Tâches à réaliser:
1) Dans le texte extrait, reprenez tout ce qui va de "Pour retrouver la" jusqu'à "des concessions majeures." en remplaçant "missiles" par "roquettes".
2) D'après le texte extrait, jusqu'à quelle distance les missiles dont l'usage serait autorisé peuvent-ils frapper ?
3) Prolongez le texte extrait sur les frappes en territoire russe après sa dernière phrase.

Texte extrait:
Pour retrouver la recette de cette “salade de crises”, les américanistes et leurs amis Français et Britanniques, piliers du droit par la force, sont, sinon sur le sentier de la guerre, sur la voie de donner aux zélenskistes l’autorisation d’utiliser leurs missiles à “longue-courte” distance (jusque 300-500 km) vers l’intérieur du territoire russe d’avant-2014. La nouvelle date d’hier, avec un Blinken ravi, après un débat d’une longueur admirable qui rend grâce à leur profonde sagesse. S’en doutait-on ? La finesse de la manœuvre est d’origine américaniste, le reste suivant en bon ordre.
• On prendrait cette décision pour montrer aux Russes de quel bois l’on se chauffe ;
• Ils (les Russes) paniqueraient, s’affoleraient et cèderaient sur la principale exigence de la partie d’en face : venir à des négociations avec l’Ukraine et faire des concessions majeures.
• Là-dessus, pour ajouter du sel sur la queue, on y ajouterait l’argument d’une punition de la Russie pour avoir accepté des fusées sol-sol iraniennes.
La finesse est colossale, et la maîtrise psychologique absolument superbe. Qui connaît les Russes sait bien qu’ils n’attendent que cela pour céder : pensez, ils ne cessent de faire reculer les Ukrainiens en leur assénant une rouste mémorable ! C’est donc maintenant qu’ils vont céder, n’est-il pas ? Nous en restons nous-même plume-bée, à cours de commentaire admiratifs : ils ont donc décidé d’être “plus bêtes que bêtes”, un peu comme l’autre lave “plus blanc que blanc” ? Si fait...
Les commentateurs éclairés, indépendants et sans contrainte, en viennent tous à la même conclusion qui est celle de la Troisième dernière (WWIII), alors que les Russes signalent désespérément qu’ils répondront à mesure, et aussi qu’ils disposent bien entendu de bombes nucléaires tactiques prêtes à l’emploi. Des voix dans le désert...

Matériel fourni:
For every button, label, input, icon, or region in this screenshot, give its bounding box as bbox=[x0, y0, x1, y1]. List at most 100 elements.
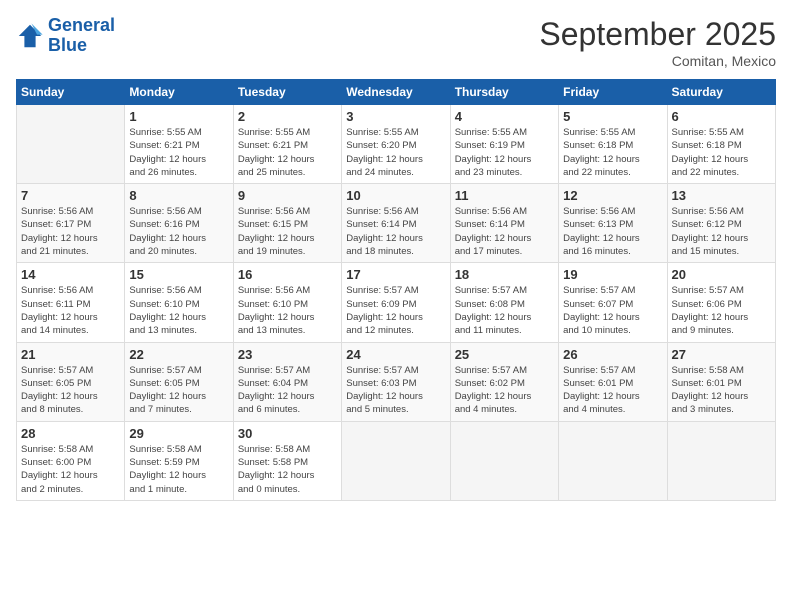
day-number: 14 bbox=[21, 267, 120, 282]
day-header-wednesday: Wednesday bbox=[342, 80, 450, 105]
day-number: 27 bbox=[672, 347, 771, 362]
calendar-cell: 3 Sunrise: 5:55 AM Sunset: 6:20 PM Daylig… bbox=[342, 105, 450, 184]
day-number: 30 bbox=[238, 426, 337, 441]
day-info: Sunrise: 5:56 AM Sunset: 6:15 PM Dayligh… bbox=[238, 205, 337, 258]
day-info: Sunrise: 5:58 AM Sunset: 5:58 PM Dayligh… bbox=[238, 443, 337, 496]
day-number: 22 bbox=[129, 347, 228, 362]
calendar-cell: 19Sunrise: 5:57 AM Sunset: 6:07 PM Dayli… bbox=[559, 263, 667, 342]
day-number: 3 bbox=[346, 109, 445, 124]
day-number: 4 bbox=[455, 109, 554, 124]
day-number: 26 bbox=[563, 347, 662, 362]
calendar-cell: 10 Sunrise: 5:56 AM Sunset: 6:14 PM Dayli… bbox=[342, 184, 450, 263]
day-info: Sunrise: 5:56 AM Sunset: 6:14 PM Dayligh… bbox=[346, 205, 445, 258]
day-info: Sunrise: 5:55 AM Sunset: 6:18 PM Dayligh… bbox=[563, 126, 662, 179]
day-info: Sunrise: 5:57 AM Sunset: 6:01 PM Dayligh… bbox=[563, 364, 662, 417]
day-number: 17 bbox=[346, 267, 445, 282]
day-info: Sunrise: 5:58 AM Sunset: 6:01 PM Dayligh… bbox=[672, 364, 771, 417]
day-info: Sunrise: 5:56 AM Sunset: 6:10 PM Dayligh… bbox=[238, 284, 337, 337]
calendar-cell: 5 Sunrise: 5:55 AM Sunset: 6:18 PM Daylig… bbox=[559, 105, 667, 184]
calendar-cell: 9 Sunrise: 5:56 AM Sunset: 6:15 PM Daylig… bbox=[233, 184, 341, 263]
day-info: Sunrise: 5:56 AM Sunset: 6:14 PM Dayligh… bbox=[455, 205, 554, 258]
day-header-sunday: Sunday bbox=[17, 80, 125, 105]
day-number: 2 bbox=[238, 109, 337, 124]
calendar-cell: 27 Sunrise: 5:58 AM Sunset: 6:01 PM Dayli… bbox=[667, 342, 775, 421]
day-info: Sunrise: 5:57 AM Sunset: 6:07 PM Dayligh… bbox=[563, 284, 662, 337]
calendar-table: SundayMondayTuesdayWednesdayThursdayFrid… bbox=[16, 79, 776, 501]
day-number: 7 bbox=[21, 188, 120, 203]
location: Comitan, Mexico bbox=[539, 53, 776, 69]
day-info: Sunrise: 5:57 AM Sunset: 6:08 PM Dayligh… bbox=[455, 284, 554, 337]
calendar-cell: 29 Sunrise: 5:58 AM Sunset: 5:59 PM Dayli… bbox=[125, 421, 233, 500]
day-number: 20 bbox=[672, 267, 771, 282]
day-info: Sunrise: 5:57 AM Sunset: 6:09 PM Dayligh… bbox=[346, 284, 445, 337]
calendar-cell: 20 Sunrise: 5:57 AM Sunset: 6:06 PM Dayli… bbox=[667, 263, 775, 342]
page-header: General Blue September 2025 Comitan, Mex… bbox=[16, 16, 776, 69]
day-header-thursday: Thursday bbox=[450, 80, 558, 105]
calendar-cell: 22 Sunrise: 5:57 AM Sunset: 6:05 PM Dayli… bbox=[125, 342, 233, 421]
day-number: 6 bbox=[672, 109, 771, 124]
day-info: Sunrise: 5:56 AM Sunset: 6:11 PM Dayligh… bbox=[21, 284, 120, 337]
day-info: Sunrise: 5:56 AM Sunset: 6:13 PM Dayligh… bbox=[563, 205, 662, 258]
day-number: 1 bbox=[129, 109, 228, 124]
day-info: Sunrise: 5:57 AM Sunset: 6:05 PM Dayligh… bbox=[129, 364, 228, 417]
day-header-monday: Monday bbox=[125, 80, 233, 105]
day-number: 9 bbox=[238, 188, 337, 203]
day-number: 10 bbox=[346, 188, 445, 203]
calendar-cell: 21 Sunrise: 5:57 AM Sunset: 6:05 PM Dayli… bbox=[17, 342, 125, 421]
day-number: 21 bbox=[21, 347, 120, 362]
calendar-cell bbox=[559, 421, 667, 500]
day-number: 24 bbox=[346, 347, 445, 362]
calendar-cell bbox=[450, 421, 558, 500]
calendar-cell: 25 Sunrise: 5:57 AM Sunset: 6:02 PM Dayli… bbox=[450, 342, 558, 421]
week-row-5: 28Sunrise: 5:58 AM Sunset: 6:00 PM Dayli… bbox=[17, 421, 776, 500]
calendar-cell: 4Sunrise: 5:55 AM Sunset: 6:19 PM Daylig… bbox=[450, 105, 558, 184]
calendar-cell: 13 Sunrise: 5:56 AM Sunset: 6:12 PM Dayli… bbox=[667, 184, 775, 263]
calendar-cell: 7Sunrise: 5:56 AM Sunset: 6:17 PM Daylig… bbox=[17, 184, 125, 263]
day-number: 13 bbox=[672, 188, 771, 203]
day-number: 29 bbox=[129, 426, 228, 441]
day-number: 11 bbox=[455, 188, 554, 203]
week-row-4: 21 Sunrise: 5:57 AM Sunset: 6:05 PM Dayli… bbox=[17, 342, 776, 421]
day-info: Sunrise: 5:58 AM Sunset: 6:00 PM Dayligh… bbox=[21, 443, 120, 496]
calendar-cell: 18Sunrise: 5:57 AM Sunset: 6:08 PM Dayli… bbox=[450, 263, 558, 342]
calendar-cell: 16 Sunrise: 5:56 AM Sunset: 6:10 PM Dayli… bbox=[233, 263, 341, 342]
day-info: Sunrise: 5:58 AM Sunset: 5:59 PM Dayligh… bbox=[129, 443, 228, 496]
calendar-cell: 11 Sunrise: 5:56 AM Sunset: 6:14 PM Dayli… bbox=[450, 184, 558, 263]
day-info: Sunrise: 5:57 AM Sunset: 6:06 PM Dayligh… bbox=[672, 284, 771, 337]
day-header-friday: Friday bbox=[559, 80, 667, 105]
calendar-body: 1 Sunrise: 5:55 AM Sunset: 6:21 PM Daylig… bbox=[17, 105, 776, 501]
calendar-cell: 24Sunrise: 5:57 AM Sunset: 6:03 PM Dayli… bbox=[342, 342, 450, 421]
day-number: 25 bbox=[455, 347, 554, 362]
week-row-3: 14 Sunrise: 5:56 AM Sunset: 6:11 PM Dayli… bbox=[17, 263, 776, 342]
day-info: Sunrise: 5:57 AM Sunset: 6:02 PM Dayligh… bbox=[455, 364, 554, 417]
calendar-cell bbox=[342, 421, 450, 500]
day-info: Sunrise: 5:55 AM Sunset: 6:21 PM Dayligh… bbox=[238, 126, 337, 179]
logo-text: General Blue bbox=[48, 16, 115, 56]
day-number: 15 bbox=[129, 267, 228, 282]
week-row-1: 1 Sunrise: 5:55 AM Sunset: 6:21 PM Daylig… bbox=[17, 105, 776, 184]
calendar-cell: 14 Sunrise: 5:56 AM Sunset: 6:11 PM Dayli… bbox=[17, 263, 125, 342]
month-title: September 2025 bbox=[539, 16, 776, 53]
calendar-cell: 6 Sunrise: 5:55 AM Sunset: 6:18 PM Daylig… bbox=[667, 105, 775, 184]
logo: General Blue bbox=[16, 16, 115, 56]
day-info: Sunrise: 5:56 AM Sunset: 6:10 PM Dayligh… bbox=[129, 284, 228, 337]
calendar-cell: 30 Sunrise: 5:58 AM Sunset: 5:58 PM Dayli… bbox=[233, 421, 341, 500]
day-header-saturday: Saturday bbox=[667, 80, 775, 105]
calendar-cell: 17 Sunrise: 5:57 AM Sunset: 6:09 PM Dayli… bbox=[342, 263, 450, 342]
day-number: 5 bbox=[563, 109, 662, 124]
calendar-cell: 2 Sunrise: 5:55 AM Sunset: 6:21 PM Daylig… bbox=[233, 105, 341, 184]
day-info: Sunrise: 5:55 AM Sunset: 6:21 PM Dayligh… bbox=[129, 126, 228, 179]
calendar-cell: 28Sunrise: 5:58 AM Sunset: 6:00 PM Dayli… bbox=[17, 421, 125, 500]
day-number: 23 bbox=[238, 347, 337, 362]
calendar-cell bbox=[667, 421, 775, 500]
calendar-cell: 1 Sunrise: 5:55 AM Sunset: 6:21 PM Daylig… bbox=[125, 105, 233, 184]
day-header-tuesday: Tuesday bbox=[233, 80, 341, 105]
day-info: Sunrise: 5:56 AM Sunset: 6:12 PM Dayligh… bbox=[672, 205, 771, 258]
day-number: 12 bbox=[563, 188, 662, 203]
day-info: Sunrise: 5:57 AM Sunset: 6:05 PM Dayligh… bbox=[21, 364, 120, 417]
day-number: 16 bbox=[238, 267, 337, 282]
day-info: Sunrise: 5:56 AM Sunset: 6:16 PM Dayligh… bbox=[129, 205, 228, 258]
day-info: Sunrise: 5:55 AM Sunset: 6:20 PM Dayligh… bbox=[346, 126, 445, 179]
day-info: Sunrise: 5:55 AM Sunset: 6:18 PM Dayligh… bbox=[672, 126, 771, 179]
logo-icon bbox=[16, 22, 44, 50]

Réponses:
1)
Pour retrouver la recette de cette “salade de crises”, les américanistes et leurs amis Français et Britanniques, piliers du droit par la force, sont, sinon sur le sentier de la guerre, sur la voie de donner aux zélenskistes l’autorisation d’utiliser leurs roquettes à “longue-courte” distance (jusque 300-500 km) vers l’intérieur du territoire russe d’avant-2014. La nouvelle date d’hier, avec un Blinken ravi, après un débat d’une longueur admirable qui rend grâce à leur profonde sagesse. S’en doutait-on ? La finesse de la manœuvre est d’origine américaniste, le reste suivant en bon ordre.
• On prendrait cette décision pour montrer aux Russes de quel bois l’on se chauffe ;
• Ils (les Russes) paniqueraient, s’affoleraient et cèderaient sur la principale exigence de la partie d’en face : venir à des négociations avec l’Ukraine et faire des concessions majeures.

2) Jusqu'à 300-500 km.

3)
« La Maison-Blanche est prête à donner le feu vert à l’utilisation de missiles américains pour frapper des cibles en profondeur de la Russie. Les Russes ont de nombreux moyens de riposter. Pourquoi prenons-nous ce risque? L’Ukraine n’est ni notre allié par traité et ne représente pas un intérêt vital. Biden lui-même a un jour averti que cela pourrait déclencher une troisième guerre mondiale » (David Sacks, milliardaire, sur tweeterX)
Des ex de la CIA habitués des commentaires stratégiques, Ray McGovern et Larry S. Johnson.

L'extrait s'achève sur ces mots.